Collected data
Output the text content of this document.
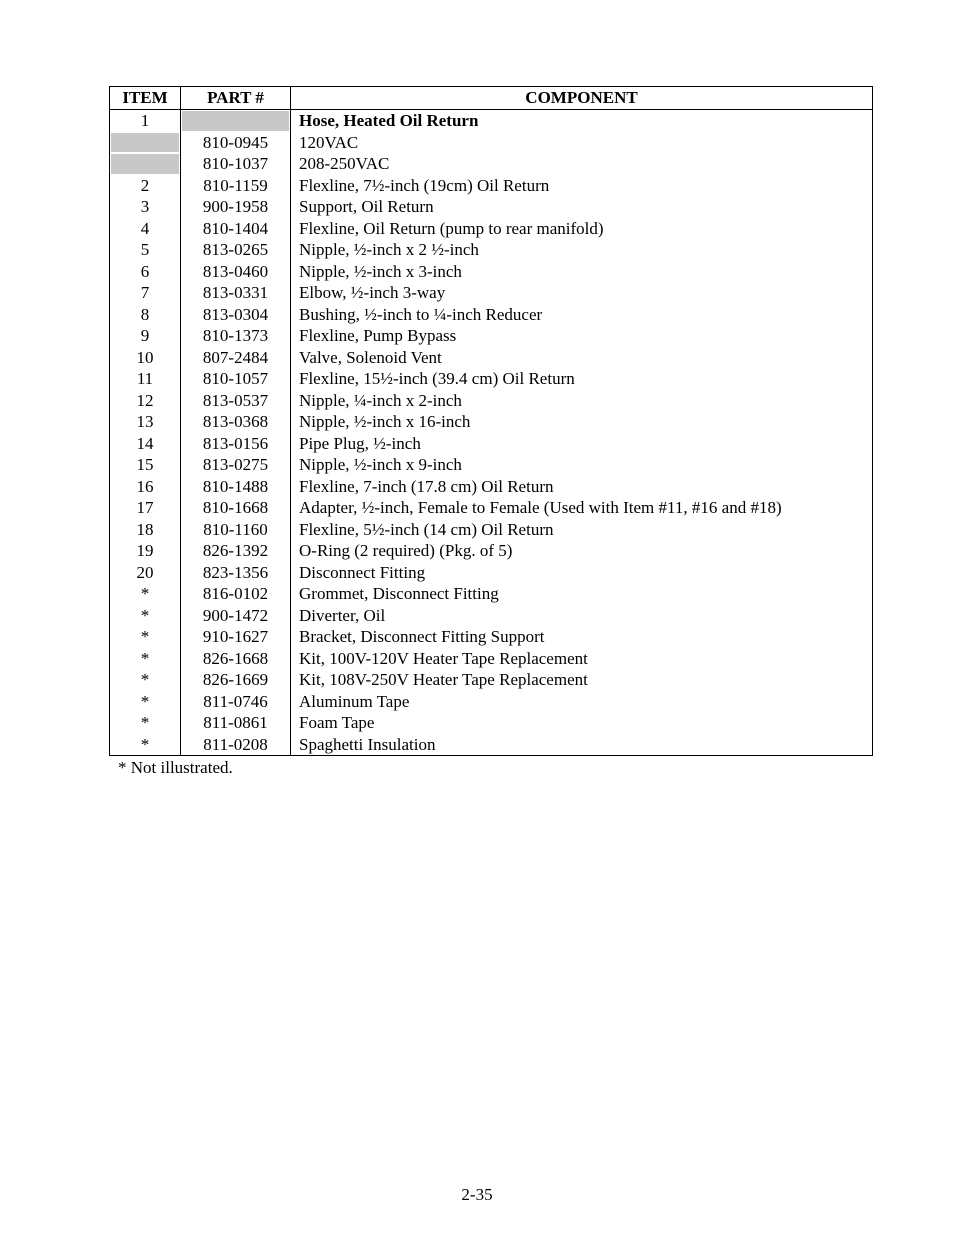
ITEM	PART #	COMPONENT
1		Hose, Heated Oil Return

	810-0945	120VAC

	810-1037	208-250VAC
2	810-1159	Flexline, 7½-inch (19cm) Oil Return
3	900-1958	Support, Oil Return
4	810-1404	Flexline, Oil Return (pump to rear manifold)
5	813-0265	Nipple, ½-inch x 2 ½-inch
6	813-0460	Nipple, ½-inch x 3-inch
7	813-0331	Elbow, ½-inch 3-way
8	813-0304	Bushing, ½-inch to ¼-inch Reducer
9	810-1373	Flexline, Pump Bypass
10	807-2484	Valve, Solenoid Vent
11	810-1057	Flexline, 15½-inch (39.4 cm) Oil Return
12	813-0537	Nipple, ¼-inch x 2-inch
13	813-0368	Nipple, ½-inch x 16-inch
14	813-0156	Pipe Plug, ½-inch
15	813-0275	Nipple, ½-inch x 9-inch
16	810-1488	Flexline, 7-inch (17.8 cm) Oil Return
17	810-1668	Adapter, ½-inch, Female to Female (Used with Item #11, #16 and #18)
18	810-1160	Flexline, 5½-inch (14 cm) Oil Return
19	826-1392	O-Ring (2 required) (Pkg. of 5)
20	823-1356	Disconnect Fitting
*	816-0102	Grommet, Disconnect Fitting
*	900-1472	Diverter, Oil
*	910-1627	Bracket, Disconnect Fitting Support
*	826-1668	Kit, 100V-120V Heater Tape Replacement
*	826-1669	Kit, 108V-250V Heater Tape Replacement
*	811-0746	Aluminum Tape
*	811-0861	Foam Tape
*	811-0208	Spaghetti Insulation
* Not illustrated.
2-35
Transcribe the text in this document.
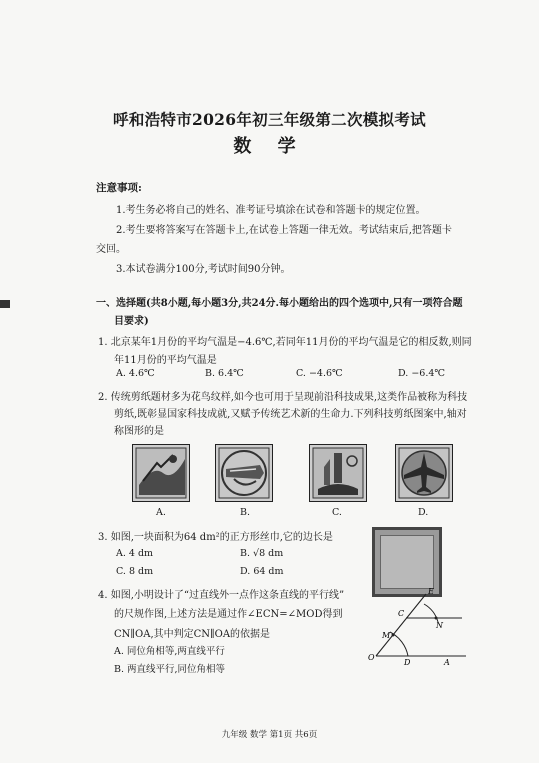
呼和浩特市2026年初三年级第二次模拟考试
数 学
注意事项:
1.考生务必将自己的姓名、准考证号填涂在试卷和答题卡的规定位置。
2.考生要将答案写在答题卡上,在试卷上答题一律无效。考试结束后,把答题卡
交回。
3.本试卷满分100分,考试时间90分钟。
一、选择题(共8小题,每小题3分,共24分.每小题给出的四个选项中,只有一项符合题
目要求)
1. 北京某年1月份的平均气温是−4.6℃,若同年11月份的平均气温是它的相反数,则同
年11月份的平均气温是
A. 4.6℃	B. 6.4℃	C. −4.6℃	D. −6.4℃
2. 传统剪纸题材多为花鸟纹样,如今也可用于呈现前沿科技成果,这类作品被称为科技
剪纸,既彰显国家科技成就,又赋予传统艺术新的生命力.下列科技剪纸图案中,轴对
称图形的是
A.	B.	C.	D.
3. 如图,一块面积为64 dm²的正方形丝巾,它的边长是
A. 4 dm	B. √8 dm
C. 8 dm	D. 64 dm
4. 如图,小明设计了“过直线外一点作这条直线的平行线”
的尺规作图,上述方法是通过作∠ECN=∠MOD得到
CN∥OA,其中判定CN∥OA的依据是
A. 同位角相等,两直线平行
B. 两直线平行,同位角相等
E
C
N
M
O
D	A
九年级 数学 第1页 共6页
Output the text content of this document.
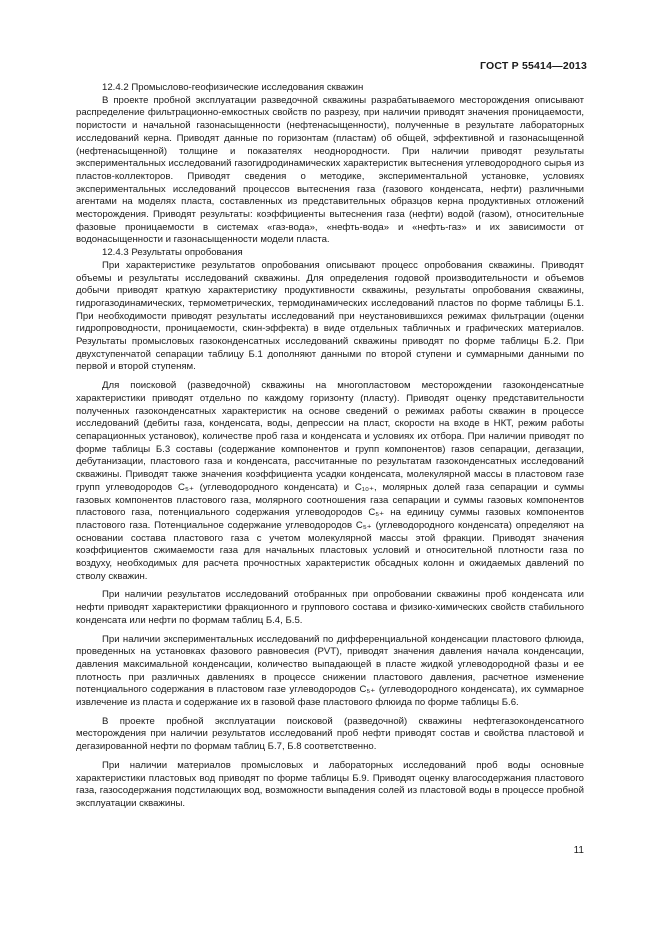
ГОСТ Р 55414—2013

12.4.2 Промыслово-геофизические исследования скважин

В проекте пробной эксплуатации разведочной скважины разрабатываемого месторождения описывают распределение фильтрационно-емкостных свойств по разрезу, при наличии приводят значения проницаемости, пористости и начальной газонасыщенности (нефтенасыщенности), полученные в результате лабораторных исследований керна. Приводят данные по горизонтам (пластам) об общей, эффективной и газонасыщенной (нефтенасыщенной) толщине и показателях неоднородности. При наличии приводят результаты экспериментальных исследований газогидродинамических характеристик вытеснения углеводородного сырья из пластов-коллекторов. Приводят сведения о методике, экспериментальной установке, условиях экспериментальных исследований процессов вытеснения газа (газового конденсата, нефти) различными агентами на моделях пласта, составленных из представительных образцов керна продуктивных отложений месторождения. Приводят результаты: коэффициенты вытеснения газа (нефти) водой (газом), относительные фазовые проницаемости в системах «газ-вода», «нефть-вода» и «нефть-газ» и их зависимости от водонасыщенности и газонасыщенности модели пласта.

12.4.3 Результаты опробования

При характеристике результатов опробования описывают процесс опробования скважины. Приводят объемы и результаты исследований скважины. Для определения годовой производительности и объемов добычи приводят краткую характеристику продуктивности скважины, результаты опробования скважины, гидрогазодинамических, термометрических, термодинамических исследований пластов по форме таблицы Б.1. При необходимости приводят результаты исследований при неустановившихся режимах фильтрации (оценки гидропроводности, проницаемости, скин-эффекта) в виде отдельных табличных и графических материалов. Результаты промысловых газоконденсатных исследований скважины приводят по форме таблицы Б.2. При двухступенчатой сепарации таблицу Б.1 дополняют данными по второй ступени и суммарными данными по первой и второй ступеням.

Для поисковой (разведочной) скважины на многопластовом месторождении газоконденсатные характеристики приводят отдельно по каждому горизонту (пласту). Приводят оценку представительности полученных газоконденсатных характеристик на основе сведений о режимах работы скважин в процессе исследований (дебиты газа, конденсата, воды, депрессии на пласт, скорости на входе в НКТ, режим работы сепарационных установок), количестве проб газа и конденсата и условиях их отбора. При наличии приводят по форме таблицы Б.3 составы (содержание компонентов и групп компонентов) газов сепарации, дегазации, дебутанизации, пластового газа и конденсата, рассчитанные по результатам газоконденсатных исследований скважины. Приводят также значения коэффициента усадки конденсата, молекулярной массы в пластовом газе групп углеводородов С₅₊ (углеводородного конденсата) и С₁₀₊, молярных долей газа сепарации и суммы газовых компонентов пластового газа, молярного соотношения газа сепарации и суммы газовых компонентов пластового газа, потенциального содержания углеводородов С₅₊ на единицу суммы газовых компонентов пластового газа. Потенциальное содержание углеводородов С₅₊ (углеводородного конденсата) определяют на основании состава пластового газа с учетом молекулярной массы этой фракции. Приводят значения коэффициентов сжимаемости газа для начальных пластовых условий и относительной плотности газа по воздуху, необходимых для расчета прочностных характеристик обсадных колонн и ожидаемых давлений по стволу скважин.

При наличии результатов исследований отобранных при опробовании скважины проб конденсата или нефти приводят характеристики фракционного и группового состава и физико-химических свойств стабильного конденсата или нефти по формам таблиц Б.4, Б.5.

При наличии экспериментальных исследований по дифференциальной конденсации пластового флюида, проведенных на установках фазового равновесия (PVT), приводят значения давления начала конденсации, давления максимальной конденсации, количество выпадающей в пласте жидкой углеводородной фазы и ее плотность при различных давлениях в процессе снижении пластового давления, расчетное изменение потенциального содержания в пластовом газе углеводородов С₅₊ (углеводородного конденсата), их суммарное извлечение из пласта и содержание их в газовой фазе пластового флюида по форме таблицы Б.6.

В проекте пробной эксплуатации поисковой (разведочной) скважины нефтегазоконденсатного месторождения при наличии результатов исследований проб нефти приводят состав и свойства пластовой и дегазированной нефти по формам таблиц Б.7, Б.8 соответственно.

При наличии материалов промысловых и лабораторных исследований проб воды основные характеристики пластовых вод приводят по форме таблицы Б.9. Приводят оценку влагосодержания пластового газа, газосодержания подстилающих вод, возможности выпадения солей из пластовой воды в процессе пробной эксплуатации скважины.

11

TASK
All of the lines above should be retyped precisely, apart from the pictures.

RESULT
Output the text content of this document.
ITEM	PART #	COMPONENT
1		Hose, Heated Oil Return

	810-0945	120VAC

	810-1037	208-250VAC
2	810-1159	Flexline, 7½-inch (19cm) Oil Return
3	900-1958	Support, Oil Return
4	810-1404	Flexline, Oil Return (pump to rear manifold)
5	813-0265	Nipple, ½-inch x 2 ½-inch
6	813-0460	Nipple, ½-inch x 3-inch
7	813-0331	Elbow, ½-inch 3-way
8	813-0304	Bushing, ½-inch to ¼-inch Reducer
9	810-1373	Flexline, Pump Bypass
10	807-2484	Valve, Solenoid Vent
11	810-1057	Flexline, 15½-inch (39.4 cm) Oil Return
12	813-0537	Nipple, ¼-inch x 2-inch
13	813-0368	Nipple, ½-inch x 16-inch
14	813-0156	Pipe Plug, ½-inch
15	813-0275	Nipple, ½-inch x 9-inch
16	810-1488	Flexline, 7-inch (17.8 cm) Oil Return
17	810-1668	Adapter, ½-inch, Female to Female (Used with Item #11, #16 and #18)
18	810-1160	Flexline, 5½-inch (14 cm) Oil Return
19	826-1392	O-Ring (2 required) (Pkg. of 5)
20	823-1356	Disconnect Fitting
*	816-0102	Grommet, Disconnect Fitting
*	900-1472	Diverter, Oil
*	910-1627	Bracket, Disconnect Fitting Support
*	826-1668	Kit, 100V-120V Heater Tape Replacement
*	826-1669	Kit, 108V-250V Heater Tape Replacement
*	811-0746	Aluminum Tape
*	811-0861	Foam Tape
*	811-0208	Spaghetti Insulation
* Not illustrated.
2-35
Transcribe the text in this document.
呼和浩特市2026年初三年级第二次模拟考试
数 学
注意事项:
1.考生务必将自己的姓名、准考证号填涂在试卷和答题卡的规定位置。
2.考生要将答案写在答题卡上,在试卷上答题一律无效。考试结束后,把答题卡
交回。
3.本试卷满分100分,考试时间90分钟。
一、选择题(共8小题,每小题3分,共24分.每小题给出的四个选项中,只有一项符合题
目要求)
1. 北京某年1月份的平均气温是−4.6℃,若同年11月份的平均气温是它的相反数,则同
年11月份的平均气温是
A. 4.6℃	B. 6.4℃	C. −4.6℃	D. −6.4℃
2. 传统剪纸题材多为花鸟纹样,如今也可用于呈现前沿科技成果,这类作品被称为科技
剪纸,既彰显国家科技成就,又赋予传统艺术新的生命力.下列科技剪纸图案中,轴对
称图形的是
A.	B.	C.	D.
3. 如图,一块面积为64 dm²的正方形丝巾,它的边长是
A. 4 dm	B. √8 dm
C. 8 dm	D. 64 dm
4. 如图,小明设计了“过直线外一点作这条直线的平行线”
的尺规作图,上述方法是通过作∠ECN=∠MOD得到
CN∥OA,其中判定CN∥OA的依据是
A. 同位角相等,两直线平行
B. 两直线平行,同位角相等
E
C
N
M
O
D	A
九年级 数学 第1页 共6页
Output the text content of this document.
ГОСТ Р 55414—2013

12.4.2 Промыслово-геофизические исследования скважин

В проекте пробной эксплуатации разведочной скважины разрабатываемого месторождения описывают распределение фильтрационно-емкостных свойств по разрезу, при наличии приводят значения проницаемости, пористости и начальной газонасыщенности (нефтенасыщенности), полученные в результате лабораторных исследований керна. Приводят данные по горизонтам (пластам) об общей, эффективной и газонасыщенной (нефтенасыщенной) толщине и показателях неоднородности. При наличии приводят результаты экспериментальных исследований газогидродинамических характеристик вытеснения углеводородного сырья из пластов-коллекторов. Приводят сведения о методике, экспериментальной установке, условиях экспериментальных исследований процессов вытеснения газа (газового конденсата, нефти) различными агентами на моделях пласта, составленных из представительных образцов керна продуктивных отложений месторождения. Приводят результаты: коэффициенты вытеснения газа (нефти) водой (газом), относительные фазовые проницаемости в системах «газ-вода», «нефть-вода» и «нефть-газ» и их зависимости от водонасыщенности и газонасыщенности модели пласта.

12.4.3 Результаты опробования

При характеристике результатов опробования описывают процесс опробования скважины. Приводят объемы и результаты исследований скважины. Для определения годовой производительности и объемов добычи приводят краткую характеристику продуктивности скважины, результаты опробования скважины, гидрогазодинамических, термометрических, термодинамических исследований пластов по форме таблицы Б.1. При необходимости приводят результаты исследований при неустановившихся режимах фильтрации (оценки гидропроводности, проницаемости, скин-эффекта) в виде отдельных табличных и графических материалов. Результаты промысловых газоконденсатных исследований скважины приводят по форме таблицы Б.2. При двухступенчатой сепарации таблицу Б.1 дополняют данными по второй ступени и суммарными данными по первой и второй ступеням.

Для поисковой (разведочной) скважины на многопластовом месторождении газоконденсатные характеристики приводят отдельно по каждому горизонту (пласту). Приводят оценку представительности полученных газоконденсатных характеристик на основе сведений о режимах работы скважин в процессе исследований (дебиты газа, конденсата, воды, депрессии на пласт, скорости на входе в НКТ, режим работы сепарационных установок), количестве проб газа и конденсата и условиях их отбора. При наличии приводят по форме таблицы Б.3 составы (содержание компонентов и групп компонентов) газов сепарации, дегазации, дебутанизации, пластового газа и конденсата, рассчитанные по результатам газоконденсатных исследований скважины. Приводят также значения коэффициента усадки конденсата, молекулярной массы в пластовом газе групп углеводородов С₅₊ (углеводородного конденсата) и С₁₀₊, молярных долей газа сепарации и суммы газовых компонентов пластового газа, молярного соотношения газа сепарации и суммы газовых компонентов пластового газа, потенциального содержания углеводородов С₅₊ на единицу суммы газовых компонентов пластового газа. Потенциальное содержание углеводородов С₅₊ (углеводородного конденсата) определяют на основании состава пластового газа с учетом молекулярной массы этой фракции. Приводят значения коэффициентов сжимаемости газа для начальных пластовых условий и относительной плотности газа по воздуху, необходимых для расчета прочностных характеристик обсадных колонн и ожидаемых давлений по стволу скважин.

При наличии результатов исследований отобранных при опробовании скважины проб конденсата или нефти приводят характеристики фракционного и группового состава и физико-химических свойств стабильного конденсата или нефти по формам таблиц Б.4, Б.5.

При наличии экспериментальных исследований по дифференциальной конденсации пластового флюида, проведенных на установках фазового равновесия (PVT), приводят значения давления начала конденсации, давления максимальной конденсации, количество выпадающей в пласте жидкой углеводородной фазы и ее плотность при различных давлениях в процессе снижении пластового давления, расчетное изменение потенциального содержания в пластовом газе углеводородов С₅₊ (углеводородного конденсата), их суммарное извлечение из пласта и содержание их в газовой фазе пластового флюида по форме таблицы Б.6.

В проекте пробной эксплуатации поисковой (разведочной) скважины нефтегазоконденсатного месторождения при наличии результатов исследований проб нефти приводят состав и свойства пластовой и дегазированной нефти по формам таблиц Б.7, Б.8 соответственно.

При наличии материалов промысловых и лабораторных исследований проб воды основные характеристики пластовых вод приводят по форме таблицы Б.9. Приводят оценку влагосодержания пластового газа, газосодержания подстилающих вод, возможности выпадения солей из пластовой воды в процессе пробной эксплуатации скважины.

11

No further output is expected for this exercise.